◆ What needs to be done:
From the records, pick out and copy each line containing "this".

▬▬▬

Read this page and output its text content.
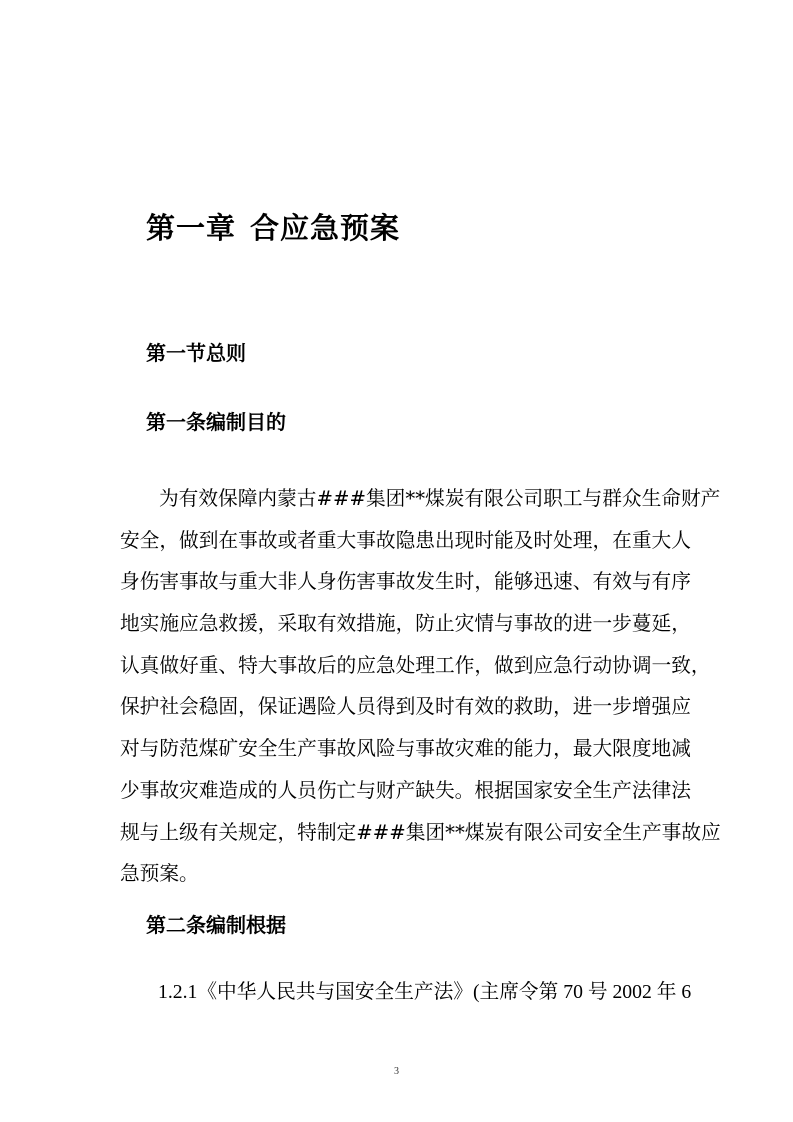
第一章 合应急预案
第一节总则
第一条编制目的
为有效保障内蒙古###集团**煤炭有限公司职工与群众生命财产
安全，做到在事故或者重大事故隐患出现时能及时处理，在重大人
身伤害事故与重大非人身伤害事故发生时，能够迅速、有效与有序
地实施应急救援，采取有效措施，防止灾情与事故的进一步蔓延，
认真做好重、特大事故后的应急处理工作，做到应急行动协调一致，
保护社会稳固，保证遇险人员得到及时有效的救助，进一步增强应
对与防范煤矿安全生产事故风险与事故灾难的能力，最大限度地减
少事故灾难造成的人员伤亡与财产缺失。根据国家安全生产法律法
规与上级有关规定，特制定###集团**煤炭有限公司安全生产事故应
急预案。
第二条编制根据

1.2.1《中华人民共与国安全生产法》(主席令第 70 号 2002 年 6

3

▬▬▬

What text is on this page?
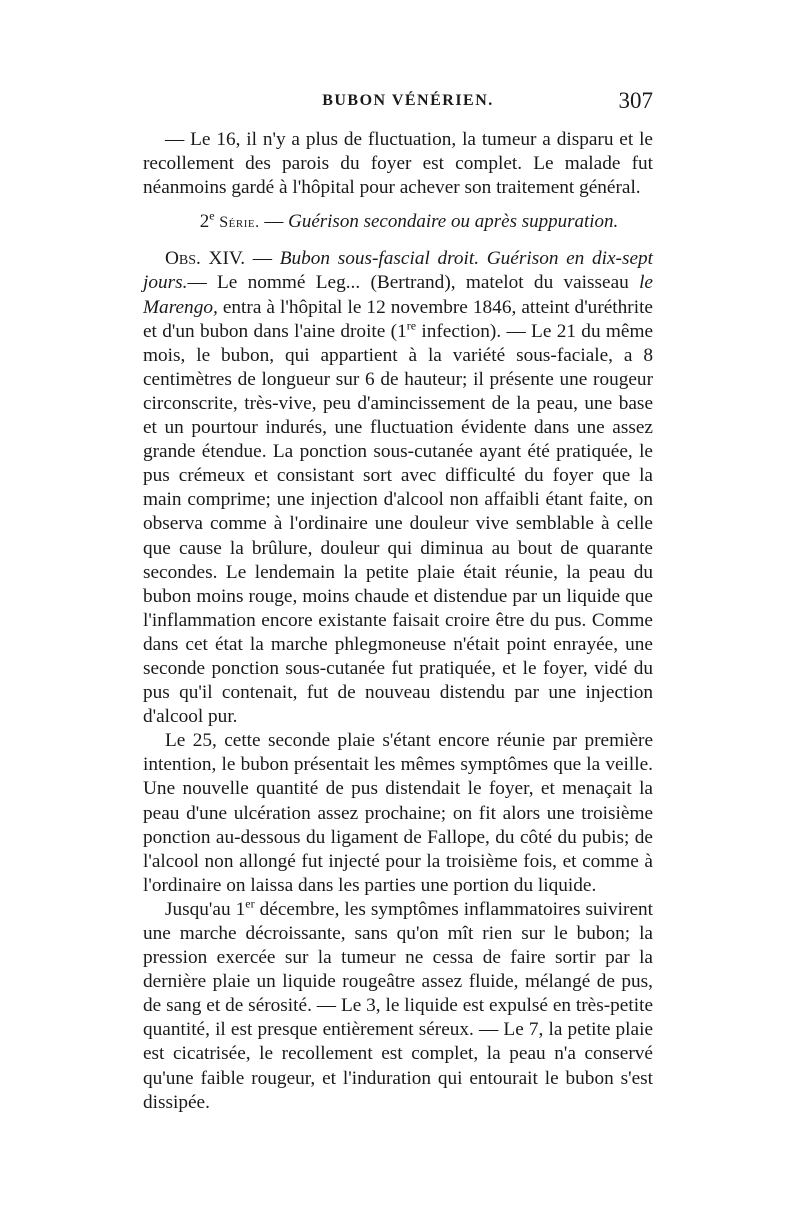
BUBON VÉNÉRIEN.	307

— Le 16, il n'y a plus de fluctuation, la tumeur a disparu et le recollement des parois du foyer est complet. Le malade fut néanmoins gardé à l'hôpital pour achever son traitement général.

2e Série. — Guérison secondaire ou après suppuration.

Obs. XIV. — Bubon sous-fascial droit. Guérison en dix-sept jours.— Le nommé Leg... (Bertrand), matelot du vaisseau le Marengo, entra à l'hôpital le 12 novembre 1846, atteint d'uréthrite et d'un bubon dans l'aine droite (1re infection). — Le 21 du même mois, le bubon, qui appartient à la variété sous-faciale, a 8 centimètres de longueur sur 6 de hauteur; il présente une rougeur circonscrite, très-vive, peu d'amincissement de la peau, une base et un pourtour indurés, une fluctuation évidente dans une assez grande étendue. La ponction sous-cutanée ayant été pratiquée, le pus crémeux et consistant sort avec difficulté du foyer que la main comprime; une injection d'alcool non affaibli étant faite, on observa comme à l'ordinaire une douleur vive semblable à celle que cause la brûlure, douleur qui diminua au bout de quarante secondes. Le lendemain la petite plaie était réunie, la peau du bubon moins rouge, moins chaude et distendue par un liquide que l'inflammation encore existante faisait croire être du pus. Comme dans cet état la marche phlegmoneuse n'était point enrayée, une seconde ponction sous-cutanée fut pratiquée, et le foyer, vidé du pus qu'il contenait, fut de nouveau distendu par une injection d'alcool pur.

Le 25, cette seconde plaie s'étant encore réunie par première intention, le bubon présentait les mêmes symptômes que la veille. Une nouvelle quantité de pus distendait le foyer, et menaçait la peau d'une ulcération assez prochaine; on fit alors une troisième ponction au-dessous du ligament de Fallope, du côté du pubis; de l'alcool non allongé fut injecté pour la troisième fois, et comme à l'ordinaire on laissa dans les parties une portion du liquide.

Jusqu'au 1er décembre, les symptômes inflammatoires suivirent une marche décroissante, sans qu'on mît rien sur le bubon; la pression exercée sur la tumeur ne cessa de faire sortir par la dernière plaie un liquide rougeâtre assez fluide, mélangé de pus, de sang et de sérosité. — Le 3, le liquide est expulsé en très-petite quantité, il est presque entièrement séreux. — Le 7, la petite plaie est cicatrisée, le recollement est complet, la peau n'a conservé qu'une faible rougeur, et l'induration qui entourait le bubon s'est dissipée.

▬▬▬

◆ Output of the exercise:
Read this page and output its text content.
What text is on this page?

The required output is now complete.